* **REQUIRED TASK**
Copy every line from the material below that holds "also".

-- start DATA TO PROCESS --

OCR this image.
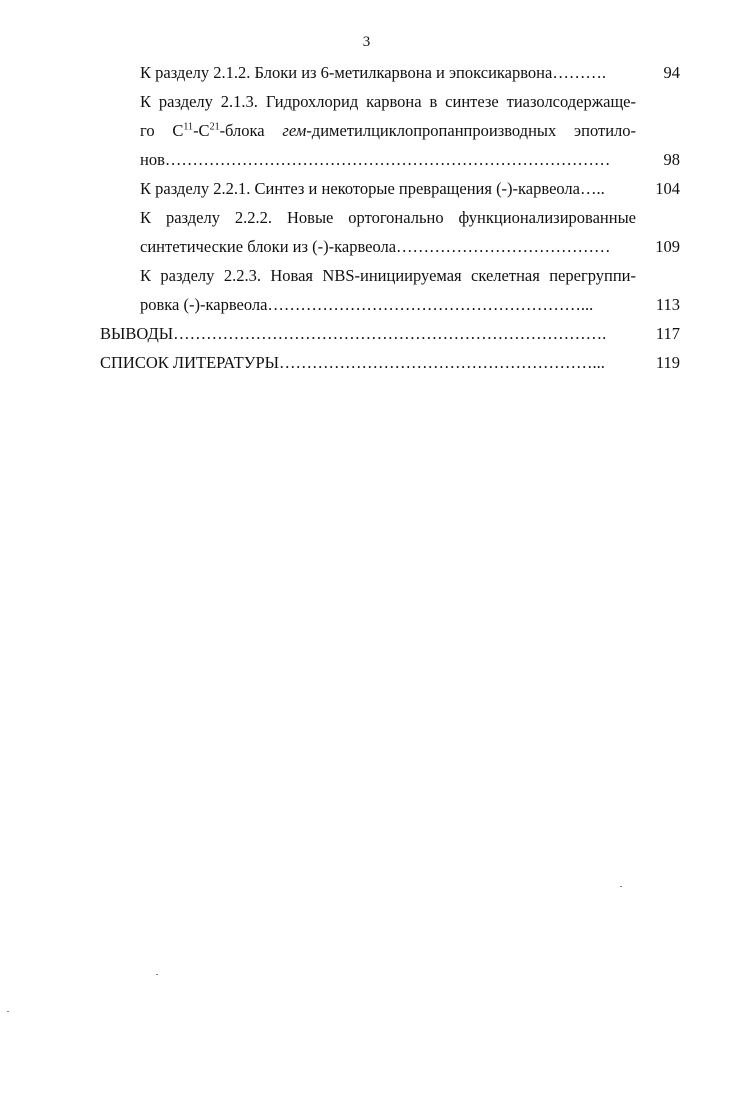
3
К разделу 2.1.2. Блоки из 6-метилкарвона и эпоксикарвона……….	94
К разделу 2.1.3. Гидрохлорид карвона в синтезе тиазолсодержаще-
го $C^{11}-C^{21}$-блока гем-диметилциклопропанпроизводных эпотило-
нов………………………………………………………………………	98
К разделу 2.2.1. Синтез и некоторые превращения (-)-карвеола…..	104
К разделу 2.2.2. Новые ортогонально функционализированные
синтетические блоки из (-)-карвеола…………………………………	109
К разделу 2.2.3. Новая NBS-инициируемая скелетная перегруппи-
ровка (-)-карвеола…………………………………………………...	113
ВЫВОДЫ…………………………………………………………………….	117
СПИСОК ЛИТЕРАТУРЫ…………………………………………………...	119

-- end DATA TO PROCESS --
-- start DATA TO PROCESS --

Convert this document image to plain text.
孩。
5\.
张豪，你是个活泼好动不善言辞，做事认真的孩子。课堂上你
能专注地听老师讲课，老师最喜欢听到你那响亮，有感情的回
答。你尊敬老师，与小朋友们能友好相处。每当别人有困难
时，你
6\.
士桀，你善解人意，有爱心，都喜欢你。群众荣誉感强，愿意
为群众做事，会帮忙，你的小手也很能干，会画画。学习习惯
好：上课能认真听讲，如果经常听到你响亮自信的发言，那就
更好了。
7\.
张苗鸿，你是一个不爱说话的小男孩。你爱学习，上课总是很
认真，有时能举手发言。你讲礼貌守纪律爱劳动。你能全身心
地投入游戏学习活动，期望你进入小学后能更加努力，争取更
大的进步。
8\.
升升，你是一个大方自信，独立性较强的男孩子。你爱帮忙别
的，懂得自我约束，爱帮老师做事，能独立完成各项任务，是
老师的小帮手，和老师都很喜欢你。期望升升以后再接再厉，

-- end DATA TO PROCESS --
-- start DATA TO PROCESS --

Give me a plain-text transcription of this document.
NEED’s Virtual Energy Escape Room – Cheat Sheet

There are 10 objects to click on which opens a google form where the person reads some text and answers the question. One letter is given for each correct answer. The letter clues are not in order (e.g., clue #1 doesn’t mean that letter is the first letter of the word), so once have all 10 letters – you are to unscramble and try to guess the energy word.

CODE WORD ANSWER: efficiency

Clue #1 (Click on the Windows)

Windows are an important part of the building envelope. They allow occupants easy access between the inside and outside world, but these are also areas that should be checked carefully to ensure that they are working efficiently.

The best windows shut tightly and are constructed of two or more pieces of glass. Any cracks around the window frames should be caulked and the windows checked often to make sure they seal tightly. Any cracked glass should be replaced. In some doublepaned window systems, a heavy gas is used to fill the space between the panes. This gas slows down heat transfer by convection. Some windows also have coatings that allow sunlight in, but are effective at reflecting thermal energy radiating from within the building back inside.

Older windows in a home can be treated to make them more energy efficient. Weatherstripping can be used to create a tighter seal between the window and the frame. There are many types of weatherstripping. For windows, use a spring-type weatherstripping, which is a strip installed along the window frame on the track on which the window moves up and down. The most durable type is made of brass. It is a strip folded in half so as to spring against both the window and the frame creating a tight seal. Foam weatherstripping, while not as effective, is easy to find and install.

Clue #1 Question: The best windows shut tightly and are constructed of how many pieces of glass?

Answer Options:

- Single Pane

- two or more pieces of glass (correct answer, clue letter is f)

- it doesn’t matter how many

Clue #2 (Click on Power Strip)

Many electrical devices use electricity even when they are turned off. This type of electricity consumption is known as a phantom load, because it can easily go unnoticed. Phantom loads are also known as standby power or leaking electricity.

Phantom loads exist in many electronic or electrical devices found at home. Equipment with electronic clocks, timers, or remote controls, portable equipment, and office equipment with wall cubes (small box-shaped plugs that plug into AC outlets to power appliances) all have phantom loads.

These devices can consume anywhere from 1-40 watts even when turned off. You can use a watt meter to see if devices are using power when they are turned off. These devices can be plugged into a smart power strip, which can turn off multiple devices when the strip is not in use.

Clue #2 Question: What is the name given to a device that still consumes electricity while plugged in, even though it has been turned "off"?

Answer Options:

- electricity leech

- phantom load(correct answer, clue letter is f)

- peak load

-- end DATA TO PROCESS --

* **EXPECTED ANSWER**
Windows are an important part of the building envelope. They allow occupants easy access between the inside and outside world, but these are also areas that should be checked carefully to ensure that they are working efficiently.
The best windows shut tightly and are constructed of two or more pieces of glass. Any cracks around the window frames should be caulked and the windows checked often to make sure they seal tightly. Any cracked glass should be replaced. In some doublepaned window systems, a heavy gas is used to fill the space between the panes. This gas slows down heat transfer by convection. Some windows also have coatings that allow sunlight in, but are effective at reflecting thermal energy radiating from within the building back inside.
Many electrical devices use electricity even when they are turned off. This type of electricity consumption is known as a phantom load, because it can easily go unnoticed. Phantom loads are also known as standby power or leaking electricity.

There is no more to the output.